* [PROBLEM]:
Extract the full listing verbatim and drop any pictures from your copy.

* [RECORDS FOR THIS EXERCISE]:

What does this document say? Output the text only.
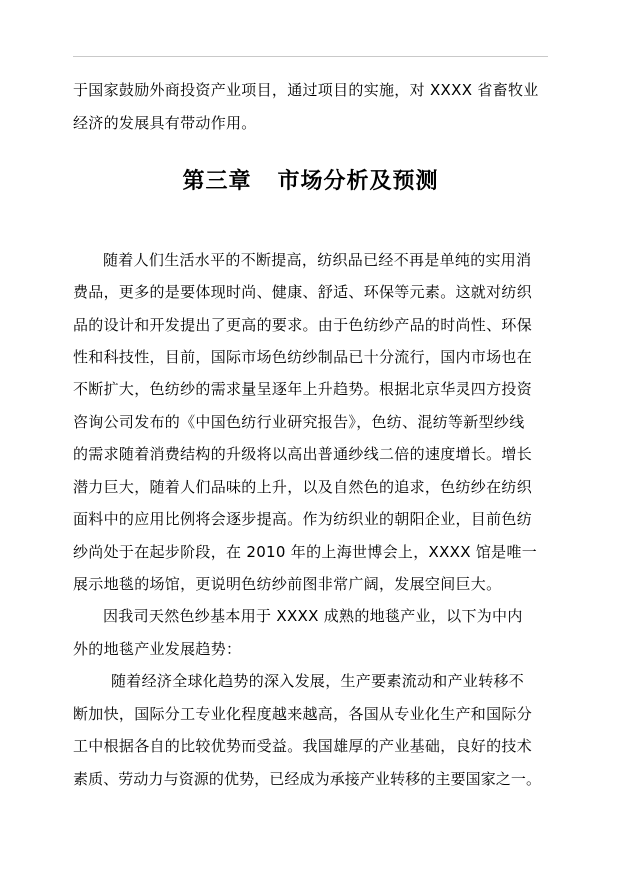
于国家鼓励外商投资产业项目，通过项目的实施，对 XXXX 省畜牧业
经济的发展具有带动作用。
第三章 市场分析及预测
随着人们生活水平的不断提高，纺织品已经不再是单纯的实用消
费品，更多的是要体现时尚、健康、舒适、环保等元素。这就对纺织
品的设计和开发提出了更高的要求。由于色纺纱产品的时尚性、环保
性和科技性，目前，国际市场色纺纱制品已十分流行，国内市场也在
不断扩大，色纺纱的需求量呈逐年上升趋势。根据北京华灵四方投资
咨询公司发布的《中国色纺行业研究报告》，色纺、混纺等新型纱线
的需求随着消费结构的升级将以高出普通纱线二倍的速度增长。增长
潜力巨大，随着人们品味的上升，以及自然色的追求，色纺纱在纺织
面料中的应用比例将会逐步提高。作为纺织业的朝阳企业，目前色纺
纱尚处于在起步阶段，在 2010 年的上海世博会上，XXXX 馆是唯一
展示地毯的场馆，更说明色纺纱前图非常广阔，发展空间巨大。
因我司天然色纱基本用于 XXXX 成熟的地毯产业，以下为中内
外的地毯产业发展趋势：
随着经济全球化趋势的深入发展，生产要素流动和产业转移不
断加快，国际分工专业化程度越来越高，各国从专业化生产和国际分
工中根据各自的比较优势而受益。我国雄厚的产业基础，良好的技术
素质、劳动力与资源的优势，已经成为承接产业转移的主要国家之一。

* [SOLUTION]:
What does this document say? Output the text only.
于国家鼓励外商投资产业项目，通过项目的实施，对 XXXX 省畜牧业
经济的发展具有带动作用。
第三章 市场分析及预测
随着人们生活水平的不断提高，纺织品已经不再是单纯的实用消
费品，更多的是要体现时尚、健康、舒适、环保等元素。这就对纺织
品的设计和开发提出了更高的要求。由于色纺纱产品的时尚性、环保
性和科技性，目前，国际市场色纺纱制品已十分流行，国内市场也在
不断扩大，色纺纱的需求量呈逐年上升趋势。根据北京华灵四方投资
咨询公司发布的《中国色纺行业研究报告》，色纺、混纺等新型纱线
的需求随着消费结构的升级将以高出普通纱线二倍的速度增长。增长
潜力巨大，随着人们品味的上升，以及自然色的追求，色纺纱在纺织
面料中的应用比例将会逐步提高。作为纺织业的朝阳企业，目前色纺
纱尚处于在起步阶段，在 2010 年的上海世博会上，XXXX 馆是唯一
展示地毯的场馆，更说明色纺纱前图非常广阔，发展空间巨大。
因我司天然色纱基本用于 XXXX 成熟的地毯产业，以下为中内
外的地毯产业发展趋势：
随着经济全球化趋势的深入发展，生产要素流动和产业转移不
断加快，国际分工专业化程度越来越高，各国从专业化生产和国际分
工中根据各自的比较优势而受益。我国雄厚的产业基础，良好的技术
素质、劳动力与资源的优势，已经成为承接产业转移的主要国家之一。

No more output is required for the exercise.